# start of Material to process
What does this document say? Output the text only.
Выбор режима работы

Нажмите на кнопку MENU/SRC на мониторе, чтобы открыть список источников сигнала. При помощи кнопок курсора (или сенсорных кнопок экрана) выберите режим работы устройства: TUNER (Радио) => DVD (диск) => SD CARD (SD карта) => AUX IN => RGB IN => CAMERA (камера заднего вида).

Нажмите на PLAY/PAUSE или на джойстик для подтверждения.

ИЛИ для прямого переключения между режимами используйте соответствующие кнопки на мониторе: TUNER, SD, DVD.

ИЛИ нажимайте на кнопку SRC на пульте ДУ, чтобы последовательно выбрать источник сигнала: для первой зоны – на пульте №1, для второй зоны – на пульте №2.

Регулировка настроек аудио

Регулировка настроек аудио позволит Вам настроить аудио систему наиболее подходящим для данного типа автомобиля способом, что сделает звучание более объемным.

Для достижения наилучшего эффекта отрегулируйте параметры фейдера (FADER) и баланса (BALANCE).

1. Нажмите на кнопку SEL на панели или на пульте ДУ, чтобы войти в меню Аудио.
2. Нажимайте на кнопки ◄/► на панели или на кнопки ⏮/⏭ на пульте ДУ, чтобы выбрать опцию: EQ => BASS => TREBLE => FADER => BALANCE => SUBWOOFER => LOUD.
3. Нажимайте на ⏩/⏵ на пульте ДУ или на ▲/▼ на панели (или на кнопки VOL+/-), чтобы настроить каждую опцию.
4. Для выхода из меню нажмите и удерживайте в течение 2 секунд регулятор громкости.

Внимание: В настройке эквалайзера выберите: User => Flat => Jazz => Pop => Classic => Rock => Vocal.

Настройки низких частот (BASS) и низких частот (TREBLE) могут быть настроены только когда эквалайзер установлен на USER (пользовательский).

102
# end of Material to process
[Task objective] Of the lines in this data, how many contain "кнопки"? Reply with only the number.

[Solution below] 3